Copy every record word for word.
════════════════════
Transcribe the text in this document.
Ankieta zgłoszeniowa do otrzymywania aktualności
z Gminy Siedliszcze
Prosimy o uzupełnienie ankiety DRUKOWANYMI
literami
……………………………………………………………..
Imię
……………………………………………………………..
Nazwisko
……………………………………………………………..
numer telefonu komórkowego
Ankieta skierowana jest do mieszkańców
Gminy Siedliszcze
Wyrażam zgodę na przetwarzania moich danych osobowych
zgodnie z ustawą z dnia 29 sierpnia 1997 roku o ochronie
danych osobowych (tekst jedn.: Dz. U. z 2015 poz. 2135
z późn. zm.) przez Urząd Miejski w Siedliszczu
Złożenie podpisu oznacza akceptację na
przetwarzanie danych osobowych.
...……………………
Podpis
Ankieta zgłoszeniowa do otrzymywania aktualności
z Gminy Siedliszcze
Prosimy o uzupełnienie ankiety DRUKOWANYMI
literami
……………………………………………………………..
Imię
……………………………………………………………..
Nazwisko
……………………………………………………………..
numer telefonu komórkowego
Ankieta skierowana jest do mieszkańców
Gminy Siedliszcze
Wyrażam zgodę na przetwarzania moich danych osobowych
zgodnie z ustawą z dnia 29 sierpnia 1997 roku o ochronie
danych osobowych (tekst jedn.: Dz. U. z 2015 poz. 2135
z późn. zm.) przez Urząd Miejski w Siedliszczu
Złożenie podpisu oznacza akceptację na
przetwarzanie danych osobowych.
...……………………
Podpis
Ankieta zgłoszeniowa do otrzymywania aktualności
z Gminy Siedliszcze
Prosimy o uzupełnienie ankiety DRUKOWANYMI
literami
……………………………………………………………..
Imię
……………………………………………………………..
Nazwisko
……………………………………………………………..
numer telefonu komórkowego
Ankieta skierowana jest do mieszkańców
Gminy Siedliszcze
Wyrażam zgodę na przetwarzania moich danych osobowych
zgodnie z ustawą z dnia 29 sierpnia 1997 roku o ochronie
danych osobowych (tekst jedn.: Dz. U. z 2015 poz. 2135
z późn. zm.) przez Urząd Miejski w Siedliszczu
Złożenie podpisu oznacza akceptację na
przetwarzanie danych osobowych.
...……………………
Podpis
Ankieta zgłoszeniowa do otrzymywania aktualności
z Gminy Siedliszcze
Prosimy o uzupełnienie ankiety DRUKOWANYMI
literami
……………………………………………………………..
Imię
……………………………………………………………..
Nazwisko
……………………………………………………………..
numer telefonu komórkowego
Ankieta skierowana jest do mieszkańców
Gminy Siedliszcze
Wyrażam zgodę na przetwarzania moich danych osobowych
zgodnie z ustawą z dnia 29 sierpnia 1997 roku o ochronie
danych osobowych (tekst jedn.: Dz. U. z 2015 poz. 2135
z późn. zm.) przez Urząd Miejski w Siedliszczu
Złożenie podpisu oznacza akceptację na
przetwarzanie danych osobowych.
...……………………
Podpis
════════════════════
_RESPONSE TO THIS TASK_:
Transcribe the text in this document.
Ankieta zgłoszeniowa do otrzymywania aktualności
z Gminy Siedliszcze
Prosimy o uzupełnienie ankiety DRUKOWANYMI
literami
……………………………………………………………..
Imię
……………………………………………………………..
Nazwisko
……………………………………………………………..
numer telefonu komórkowego
Ankieta skierowana jest do mieszkańców
Gminy Siedliszcze
Wyrażam zgodę na przetwarzania moich danych osobowych
zgodnie z ustawą z dnia 29 sierpnia 1997 roku o ochronie
danych osobowych (tekst jedn.: Dz. U. z 2015 poz. 2135
z późn. zm.) przez Urząd Miejski w Siedliszczu
Złożenie podpisu oznacza akceptację na
przetwarzanie danych osobowych.
...……………………
Podpis
Ankieta zgłoszeniowa do otrzymywania aktualności
z Gminy Siedliszcze
Prosimy o uzupełnienie ankiety DRUKOWANYMI
literami
……………………………………………………………..
Imię
……………………………………………………………..
Nazwisko
……………………………………………………………..
numer telefonu komórkowego
Ankieta skierowana jest do mieszkańców
Gminy Siedliszcze
Wyrażam zgodę na przetwarzania moich danych osobowych
zgodnie z ustawą z dnia 29 sierpnia 1997 roku o ochronie
danych osobowych (tekst jedn.: Dz. U. z 2015 poz. 2135
z późn. zm.) przez Urząd Miejski w Siedliszczu
Złożenie podpisu oznacza akceptację na
przetwarzanie danych osobowych.
...……………………
Podpis
Ankieta zgłoszeniowa do otrzymywania aktualności
z Gminy Siedliszcze
Prosimy o uzupełnienie ankiety DRUKOWANYMI
literami
……………………………………………………………..
Imię
……………………………………………………………..
Nazwisko
……………………………………………………………..
numer telefonu komórkowego
Ankieta skierowana jest do mieszkańców
Gminy Siedliszcze
Wyrażam zgodę na przetwarzania moich danych osobowych
zgodnie z ustawą z dnia 29 sierpnia 1997 roku o ochronie
danych osobowych (tekst jedn.: Dz. U. z 2015 poz. 2135
z późn. zm.) przez Urząd Miejski w Siedliszczu
Złożenie podpisu oznacza akceptację na
przetwarzanie danych osobowych.
...……………………
Podpis
Ankieta zgłoszeniowa do otrzymywania aktualności
z Gminy Siedliszcze
Prosimy o uzupełnienie ankiety DRUKOWANYMI
literami
……………………………………………………………..
Imię
……………………………………………………………..
Nazwisko
……………………………………………………………..
numer telefonu komórkowego
Ankieta skierowana jest do mieszkańców
Gminy Siedliszcze
Wyrażam zgodę na przetwarzania moich danych osobowych
zgodnie z ustawą z dnia 29 sierpnia 1997 roku o ochronie
danych osobowych (tekst jedn.: Dz. U. z 2015 poz. 2135
z późn. zm.) przez Urząd Miejski w Siedliszczu
Złożenie podpisu oznacza akceptację na
przetwarzanie danych osobowych.
...……………………
Podpis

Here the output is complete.